Extracted records
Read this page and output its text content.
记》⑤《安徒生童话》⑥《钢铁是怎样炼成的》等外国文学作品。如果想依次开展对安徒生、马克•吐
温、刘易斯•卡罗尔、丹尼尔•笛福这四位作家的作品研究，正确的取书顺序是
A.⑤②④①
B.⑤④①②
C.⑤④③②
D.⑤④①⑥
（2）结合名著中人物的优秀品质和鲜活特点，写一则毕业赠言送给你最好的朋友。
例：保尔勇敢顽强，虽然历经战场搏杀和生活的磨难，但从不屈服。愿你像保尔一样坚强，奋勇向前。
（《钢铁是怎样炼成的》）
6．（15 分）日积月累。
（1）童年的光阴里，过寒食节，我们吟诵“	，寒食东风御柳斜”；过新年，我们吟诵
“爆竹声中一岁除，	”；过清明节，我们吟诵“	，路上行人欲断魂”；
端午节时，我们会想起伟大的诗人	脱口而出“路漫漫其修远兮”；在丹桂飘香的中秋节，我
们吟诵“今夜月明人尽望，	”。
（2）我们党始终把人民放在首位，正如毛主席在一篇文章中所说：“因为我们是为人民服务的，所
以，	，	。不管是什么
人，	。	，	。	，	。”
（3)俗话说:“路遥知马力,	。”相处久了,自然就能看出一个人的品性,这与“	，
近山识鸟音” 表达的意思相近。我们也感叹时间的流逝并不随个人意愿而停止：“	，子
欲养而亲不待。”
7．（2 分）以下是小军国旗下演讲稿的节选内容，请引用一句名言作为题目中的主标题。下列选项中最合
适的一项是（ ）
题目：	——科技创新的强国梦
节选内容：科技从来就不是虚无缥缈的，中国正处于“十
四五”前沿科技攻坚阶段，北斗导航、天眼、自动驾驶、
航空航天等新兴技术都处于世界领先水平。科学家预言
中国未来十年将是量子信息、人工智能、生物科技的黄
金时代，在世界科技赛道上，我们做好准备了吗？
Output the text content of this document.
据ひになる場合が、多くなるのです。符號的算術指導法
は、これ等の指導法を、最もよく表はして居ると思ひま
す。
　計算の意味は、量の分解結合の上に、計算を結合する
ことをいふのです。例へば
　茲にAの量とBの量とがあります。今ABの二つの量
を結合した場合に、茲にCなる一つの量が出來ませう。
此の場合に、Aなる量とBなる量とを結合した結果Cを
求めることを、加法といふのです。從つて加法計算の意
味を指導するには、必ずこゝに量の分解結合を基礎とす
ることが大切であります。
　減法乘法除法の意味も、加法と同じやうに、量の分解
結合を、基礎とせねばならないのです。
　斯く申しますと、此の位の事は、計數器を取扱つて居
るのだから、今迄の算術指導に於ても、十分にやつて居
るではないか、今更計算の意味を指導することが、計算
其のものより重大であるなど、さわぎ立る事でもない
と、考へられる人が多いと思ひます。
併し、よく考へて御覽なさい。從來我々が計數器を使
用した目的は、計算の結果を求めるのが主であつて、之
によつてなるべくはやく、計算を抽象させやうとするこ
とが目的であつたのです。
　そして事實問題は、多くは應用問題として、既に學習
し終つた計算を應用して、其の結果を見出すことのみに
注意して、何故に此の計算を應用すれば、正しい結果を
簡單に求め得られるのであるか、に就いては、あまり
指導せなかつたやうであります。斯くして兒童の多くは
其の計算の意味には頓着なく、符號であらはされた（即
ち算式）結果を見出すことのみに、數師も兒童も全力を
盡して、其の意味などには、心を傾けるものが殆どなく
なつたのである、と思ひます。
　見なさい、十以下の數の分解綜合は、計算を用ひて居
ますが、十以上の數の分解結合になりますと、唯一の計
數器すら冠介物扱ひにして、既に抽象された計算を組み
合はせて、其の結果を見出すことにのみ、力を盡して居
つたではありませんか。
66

**Given instruction**
Gather all lines from the records above in which "content" appears.

**Exercise solution**
Read this page and output its text content.
Output the text content of this document.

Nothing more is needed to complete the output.